Directive
Exclude the pictures, then repeat the remaining data exactly.

--- Start Extracted entries ---

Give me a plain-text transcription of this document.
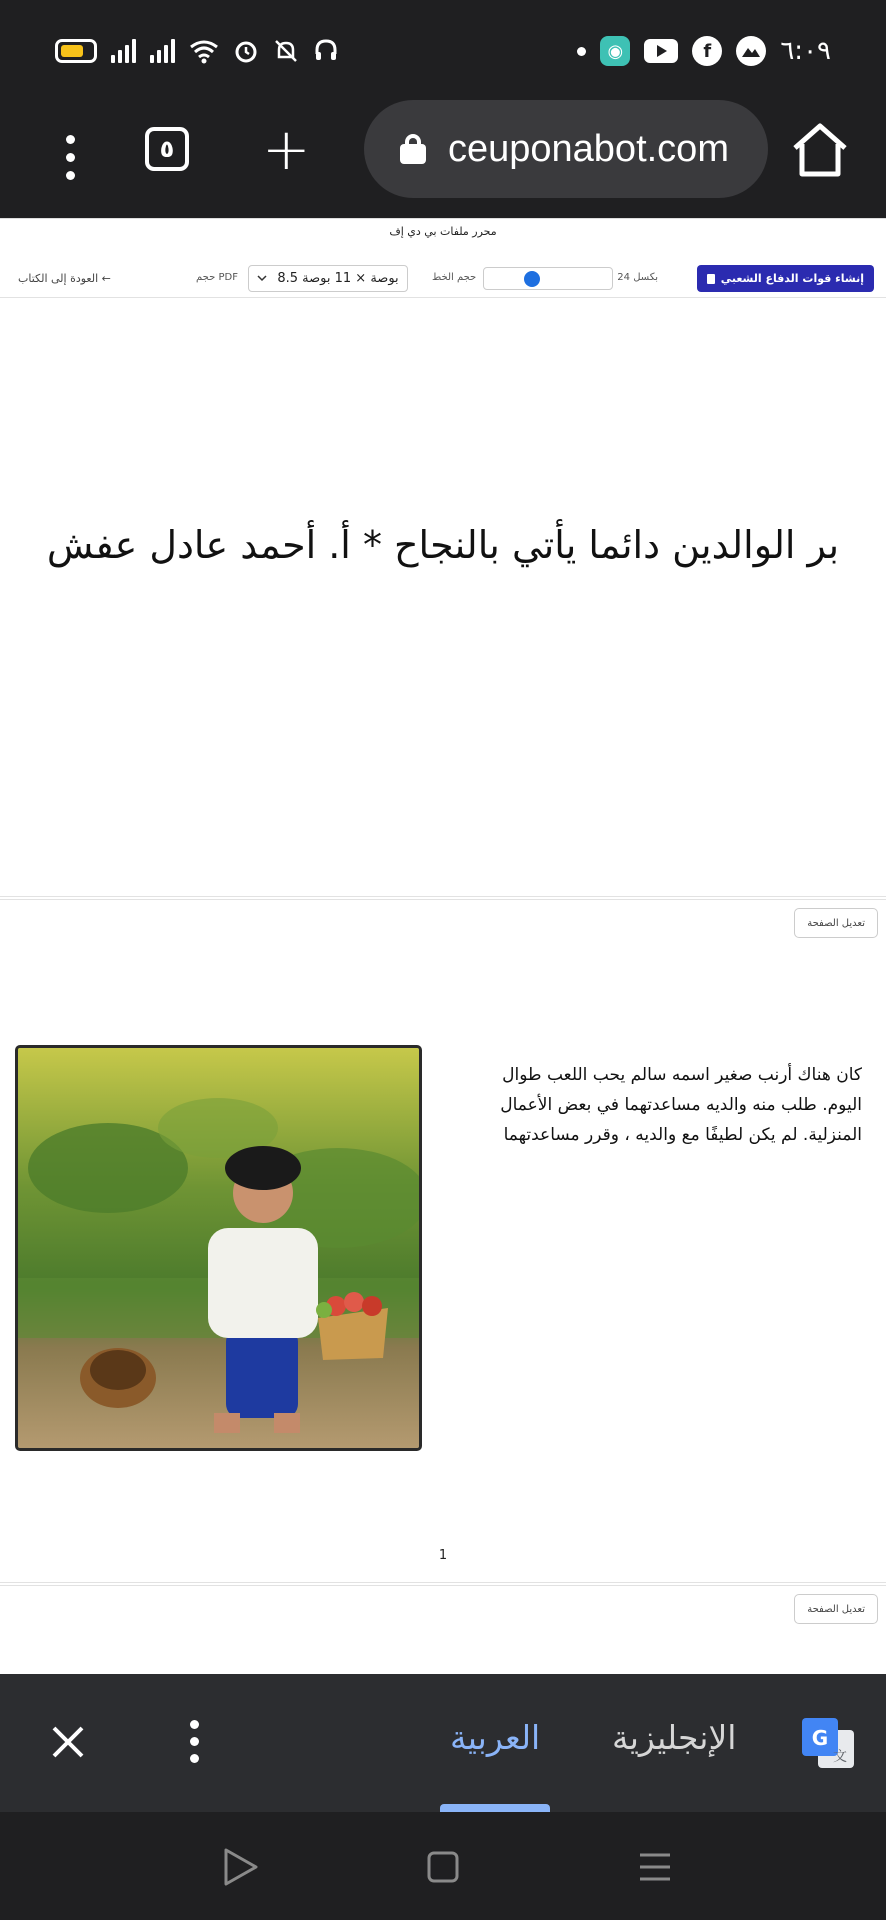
◉	f	٦:٠٩
٥ +	ceuponabot.com
محرر ملفات بي دي إف
إنشاء قوات الدفاع الشعبي
بكسل 24
حجم الخط
8.5 بوصة × 11 بوصة
حجم PDF
العودة إلى الكتاب ←
بر الوالدين دائما يأتي بالنجاح * أ. أحمد عادل عفش
تعديل الصفحة
كان هناك أرنب صغير اسمه سالم يحب اللعب طوال اليوم. طلب منه والديه مساعدتهما في بعض الأعمال المنزلية. لم يكن لطيفًا مع والديه ، وقرر مساعدتهما
1
تعديل الصفحة
العربية الإنجليزية	G
文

--- End Extracted entries ---

Result of the task
Give me a plain-text transcription of this document.
◉	f	٦:٠٩
٥ +	ceuponabot.com
محرر ملفات بي دي إف
إنشاء قوات الدفاع الشعبي
بكسل 24
حجم الخط
8.5 بوصة × 11 بوصة
حجم PDF
العودة إلى الكتاب ←
بر الوالدين دائما يأتي بالنجاح * أ. أحمد عادل عفش
تعديل الصفحة
كان هناك أرنب صغير اسمه سالم يحب اللعب طوال اليوم. طلب منه والديه مساعدتهما في بعض الأعمال المنزلية. لم يكن لطيفًا مع والديه ، وقرر مساعدتهما
1
تعديل الصفحة
العربية الإنجليزية	G
文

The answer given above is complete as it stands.